-- BEGIN --

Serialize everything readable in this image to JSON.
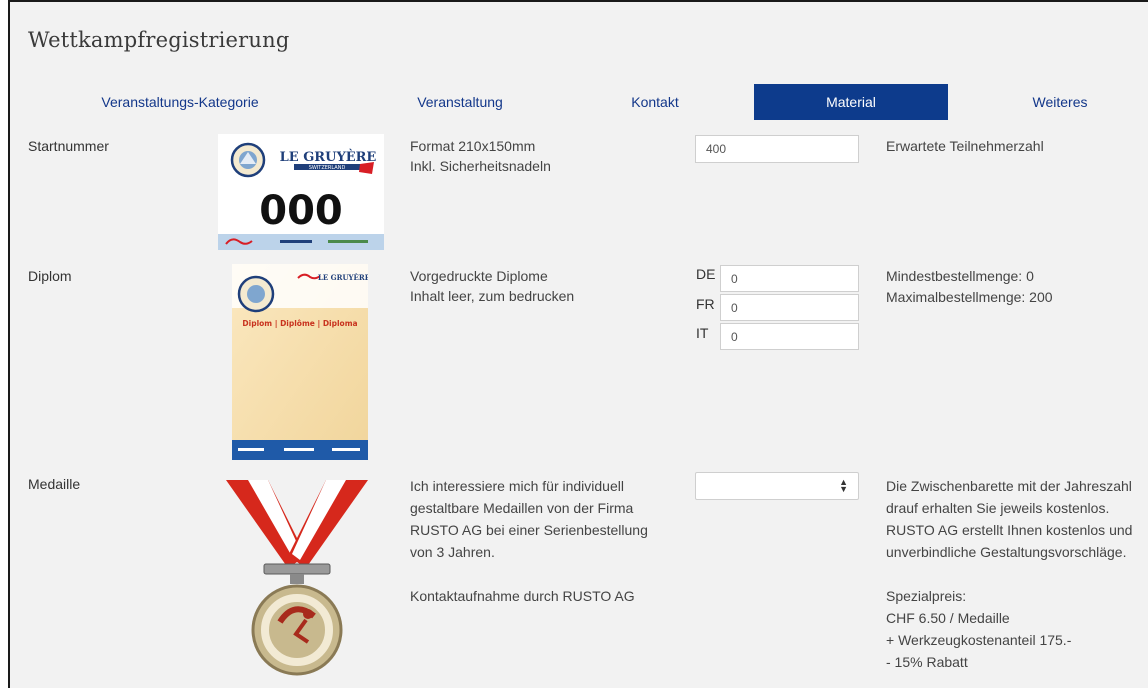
{
  "page": {
    "title": "Wettkampfregistrierung"
  },
  "tabs": [
    {
      "label": "Veranstaltungs-Kategorie",
      "active": false
    },
    {
      "label": "Veranstaltung",
      "active": false
    },
    {
      "label": "Kontakt",
      "active": false
    },
    {
      "label": "Material",
      "active": true
    },
    {
      "label": "Weiteres",
      "active": false
    }
  ],
  "colors": {
    "accent": "#0d3b8c",
    "tab_text": "#13378a",
    "background": "#f2f2f2"
  },
  "startnummer": {
    "label": "Startnummer",
    "image": {
      "brand": "LE GRUYÈRE",
      "brand_sub": "SWITZERLAND",
      "number": "000"
    },
    "desc": [
      "Format 210x150mm",
      "Inkl. Sicherheitsnadeln"
    ],
    "input_value": "400",
    "info": "Erwartete Teilnehmerzahl"
  },
  "diplom": {
    "label": "Diplom",
    "image": {
      "brand": "LE GRUYÈRE",
      "heading": "Diplom | Diplôme | Diploma"
    },
    "desc": [
      "Vorgedruckte Diplome",
      "Inhalt leer, zum bedrucken"
    ],
    "languages": [
      {
        "code": "DE",
        "value": "0"
      },
      {
        "code": "FR",
        "value": "0"
      },
      {
        "code": "IT",
        "value": "0"
      }
    ],
    "info": [
      "Mindestbestellmenge: 0",
      "Maximalbestellmenge: 200"
    ]
  },
  "medaille": {
    "label": "Medaille",
    "desc": [
      "Ich interessiere mich für individuell",
      "gestaltbare Medaillen von der Firma",
      "RUSTO AG bei einer Serienbestellung",
      "von 3 Jahren.",
      "",
      "Kontaktaufnahme durch RUSTO AG"
    ],
    "select_value": "",
    "info": [
      "Die Zwischenbarette mit der Jahreszahl",
      "drauf erhalten Sie jeweils kostenlos.",
      "RUSTO AG erstellt Ihnen kostenlos und",
      "unverbindliche Gestaltungsvorschläge.",
      "",
      "Spezialpreis:",
      "CHF 6.50 / Medaille",
      "+ Werkzeugkostenanteil 175.-",
      "- 15% Rabatt"
    ]
  },
  "icons": {
    "select_arrows": "sort-arrows-icon"
  }
}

-- END --

● **Exercise**
Return every line in the listing that contains the word "label".

● **Exercise solution**
      "label": "Veranstaltungs-Kategorie",
      "label": "Veranstaltung",
      "label": "Kontakt",
      "label": "Material",
      "label": "Weiteres",
    "label": "Startnummer",
    "label": "Diplom",
    "label": "Medaille",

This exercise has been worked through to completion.